Stored items:
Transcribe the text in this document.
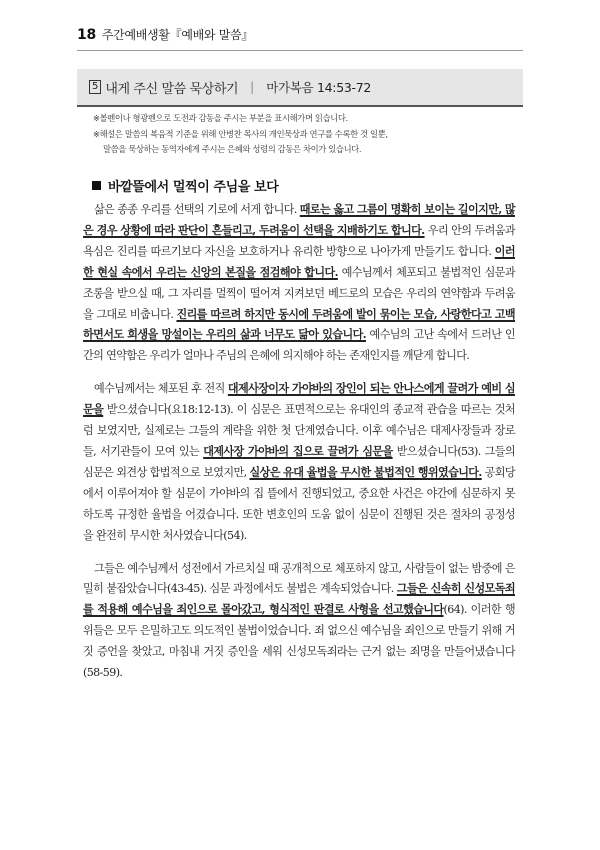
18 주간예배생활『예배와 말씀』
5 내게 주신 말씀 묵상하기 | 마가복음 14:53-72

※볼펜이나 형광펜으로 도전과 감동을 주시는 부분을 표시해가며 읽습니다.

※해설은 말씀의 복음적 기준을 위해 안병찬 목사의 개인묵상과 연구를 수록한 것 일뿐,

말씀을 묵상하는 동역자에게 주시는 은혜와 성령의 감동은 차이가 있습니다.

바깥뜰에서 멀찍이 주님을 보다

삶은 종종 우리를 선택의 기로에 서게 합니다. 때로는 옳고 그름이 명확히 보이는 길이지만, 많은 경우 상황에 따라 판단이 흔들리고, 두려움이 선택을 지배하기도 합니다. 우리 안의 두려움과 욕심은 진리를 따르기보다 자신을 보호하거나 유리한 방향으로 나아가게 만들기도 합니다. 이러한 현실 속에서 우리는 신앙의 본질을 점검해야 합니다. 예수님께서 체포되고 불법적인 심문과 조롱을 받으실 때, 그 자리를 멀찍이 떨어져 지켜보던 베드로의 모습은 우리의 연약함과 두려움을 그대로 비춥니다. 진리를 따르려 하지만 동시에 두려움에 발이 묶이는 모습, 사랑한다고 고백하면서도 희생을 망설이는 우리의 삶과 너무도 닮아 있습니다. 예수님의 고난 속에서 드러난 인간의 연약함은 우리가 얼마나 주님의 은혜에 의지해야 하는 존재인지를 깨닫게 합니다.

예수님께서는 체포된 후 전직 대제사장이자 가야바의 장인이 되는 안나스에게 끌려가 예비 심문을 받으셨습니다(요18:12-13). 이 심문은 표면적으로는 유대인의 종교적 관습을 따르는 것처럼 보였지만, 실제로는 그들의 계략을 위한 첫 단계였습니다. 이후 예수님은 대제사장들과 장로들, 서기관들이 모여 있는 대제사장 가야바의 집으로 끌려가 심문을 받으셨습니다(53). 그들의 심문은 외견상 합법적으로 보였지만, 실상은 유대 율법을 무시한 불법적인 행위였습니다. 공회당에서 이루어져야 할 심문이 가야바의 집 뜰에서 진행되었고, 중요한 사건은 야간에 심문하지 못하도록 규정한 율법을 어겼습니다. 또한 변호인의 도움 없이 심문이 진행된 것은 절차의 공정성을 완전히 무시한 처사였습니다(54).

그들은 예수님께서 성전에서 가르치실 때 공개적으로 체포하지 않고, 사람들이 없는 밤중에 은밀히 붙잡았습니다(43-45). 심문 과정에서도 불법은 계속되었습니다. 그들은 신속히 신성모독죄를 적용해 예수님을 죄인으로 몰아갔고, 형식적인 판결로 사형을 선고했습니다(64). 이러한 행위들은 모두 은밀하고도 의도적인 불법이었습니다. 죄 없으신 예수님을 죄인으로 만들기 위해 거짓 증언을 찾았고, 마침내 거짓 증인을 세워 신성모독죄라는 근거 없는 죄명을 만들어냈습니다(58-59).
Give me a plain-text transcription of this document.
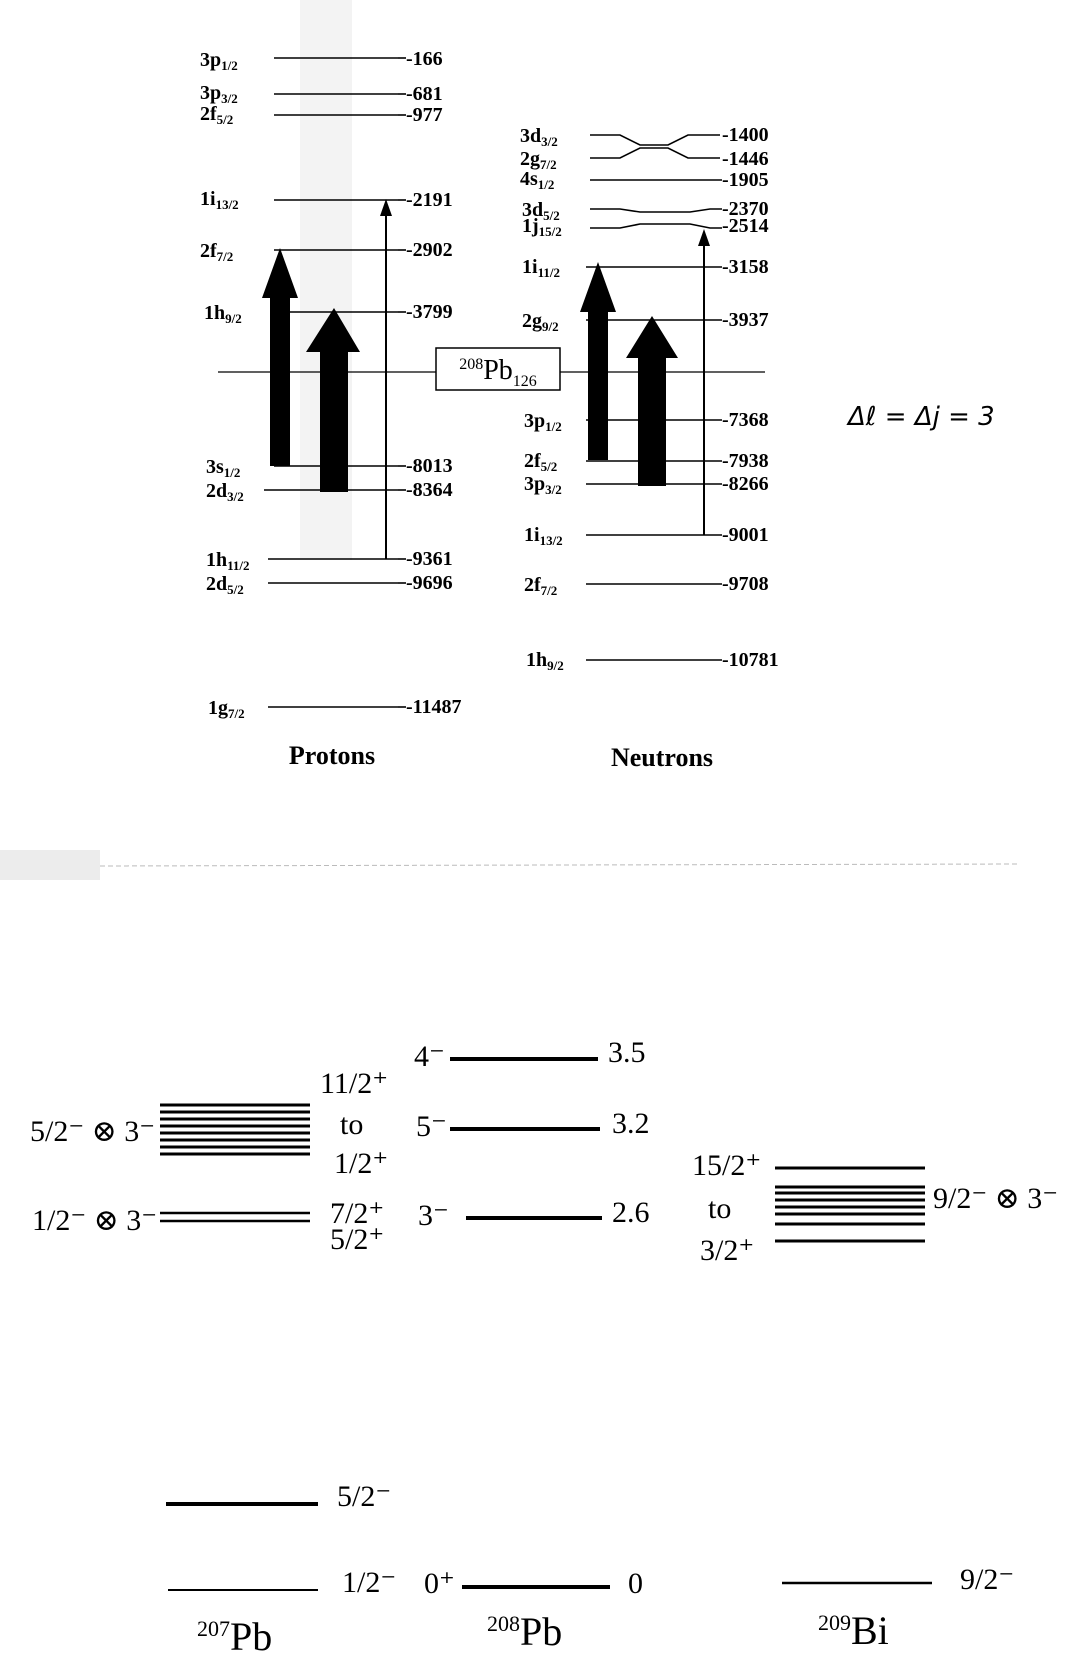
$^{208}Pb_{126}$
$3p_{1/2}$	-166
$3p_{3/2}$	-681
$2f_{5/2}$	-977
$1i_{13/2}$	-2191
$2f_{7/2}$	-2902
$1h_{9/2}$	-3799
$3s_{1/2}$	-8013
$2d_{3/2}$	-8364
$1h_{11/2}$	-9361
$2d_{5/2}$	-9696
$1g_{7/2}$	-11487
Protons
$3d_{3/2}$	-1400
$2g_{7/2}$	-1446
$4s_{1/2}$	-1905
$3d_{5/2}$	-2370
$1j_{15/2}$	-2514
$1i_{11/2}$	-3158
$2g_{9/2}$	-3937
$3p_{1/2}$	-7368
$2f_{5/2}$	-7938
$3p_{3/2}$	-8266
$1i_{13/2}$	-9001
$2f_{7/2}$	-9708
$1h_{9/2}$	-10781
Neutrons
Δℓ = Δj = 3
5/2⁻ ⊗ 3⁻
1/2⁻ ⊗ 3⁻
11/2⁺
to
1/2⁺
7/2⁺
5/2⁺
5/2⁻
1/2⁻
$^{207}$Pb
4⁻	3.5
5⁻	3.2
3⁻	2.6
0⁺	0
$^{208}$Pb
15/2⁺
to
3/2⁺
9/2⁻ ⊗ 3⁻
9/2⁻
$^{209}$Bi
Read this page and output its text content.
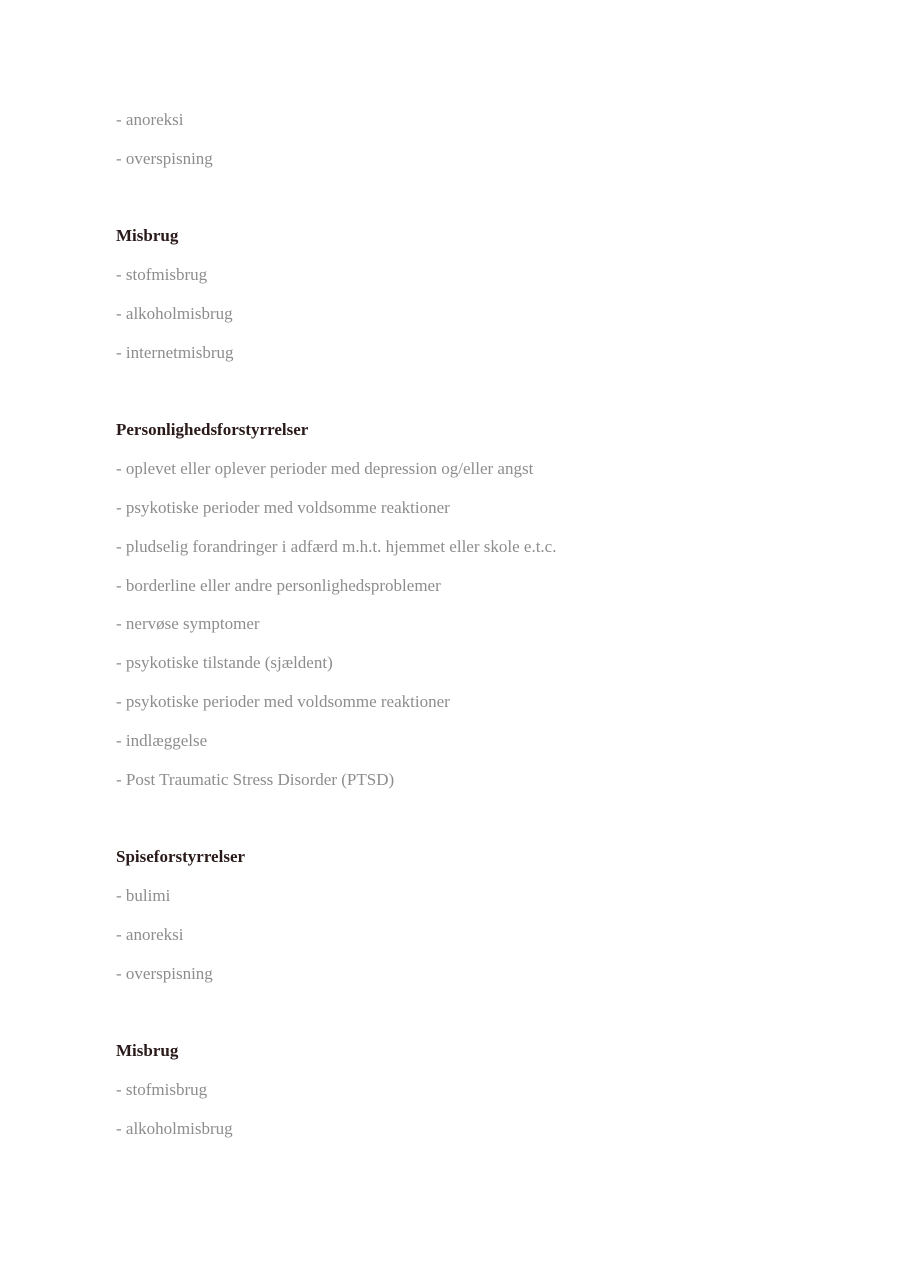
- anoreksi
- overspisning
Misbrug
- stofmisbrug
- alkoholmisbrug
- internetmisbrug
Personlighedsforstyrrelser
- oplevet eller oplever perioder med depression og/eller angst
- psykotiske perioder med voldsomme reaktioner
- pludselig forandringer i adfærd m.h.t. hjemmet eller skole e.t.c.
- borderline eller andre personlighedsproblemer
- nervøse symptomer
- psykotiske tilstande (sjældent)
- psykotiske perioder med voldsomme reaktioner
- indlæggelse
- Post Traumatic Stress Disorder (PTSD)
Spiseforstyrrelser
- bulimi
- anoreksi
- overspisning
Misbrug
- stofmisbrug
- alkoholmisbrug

__Given problem__. Output an exact copy of the lines from the one with "Read this page and output its text content." through the closing line of the records, inclusive, without any images.

__Result of the task__.
Read this page and output its text content.
- anoreksi
- overspisning
Misbrug
- stofmisbrug
- alkoholmisbrug
- internetmisbrug
Personlighedsforstyrrelser
- oplevet eller oplever perioder med depression og/eller angst
- psykotiske perioder med voldsomme reaktioner
- pludselig forandringer i adfærd m.h.t. hjemmet eller skole e.t.c.
- borderline eller andre personlighedsproblemer
- nervøse symptomer
- psykotiske tilstande (sjældent)
- psykotiske perioder med voldsomme reaktioner
- indlæggelse
- Post Traumatic Stress Disorder (PTSD)
Spiseforstyrrelser
- bulimi
- anoreksi
- overspisning
Misbrug
- stofmisbrug
- alkoholmisbrug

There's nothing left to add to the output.